TASK DETAILS: In the records that follow, show each line where the word "Reduced" is present.

MATERIAL FOR THE TASK:
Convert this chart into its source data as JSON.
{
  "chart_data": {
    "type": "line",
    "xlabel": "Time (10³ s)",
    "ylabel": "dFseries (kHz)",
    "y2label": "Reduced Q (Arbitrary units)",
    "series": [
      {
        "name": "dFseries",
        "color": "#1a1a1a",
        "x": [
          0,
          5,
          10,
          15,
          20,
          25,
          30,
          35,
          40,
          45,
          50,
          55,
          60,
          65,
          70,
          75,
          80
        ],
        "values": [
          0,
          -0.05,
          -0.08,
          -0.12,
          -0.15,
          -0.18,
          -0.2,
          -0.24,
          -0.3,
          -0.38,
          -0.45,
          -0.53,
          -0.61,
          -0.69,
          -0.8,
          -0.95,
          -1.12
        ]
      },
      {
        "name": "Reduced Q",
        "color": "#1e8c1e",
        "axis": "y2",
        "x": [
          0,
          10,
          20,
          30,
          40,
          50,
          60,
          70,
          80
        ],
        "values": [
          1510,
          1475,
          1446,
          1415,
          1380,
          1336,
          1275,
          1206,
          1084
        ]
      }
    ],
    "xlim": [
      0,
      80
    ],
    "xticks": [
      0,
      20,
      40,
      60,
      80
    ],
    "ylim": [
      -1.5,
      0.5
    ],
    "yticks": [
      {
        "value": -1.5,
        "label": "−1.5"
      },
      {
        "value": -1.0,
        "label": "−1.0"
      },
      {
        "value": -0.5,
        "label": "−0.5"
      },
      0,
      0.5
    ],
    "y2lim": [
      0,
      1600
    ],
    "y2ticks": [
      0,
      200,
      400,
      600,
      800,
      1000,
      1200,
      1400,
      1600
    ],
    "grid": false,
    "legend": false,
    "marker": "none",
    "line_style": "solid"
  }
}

EXERCISE SOLUTION:
    "y2label": "Reduced Q (Arbitrary units)",
        "name": "Reduced Q",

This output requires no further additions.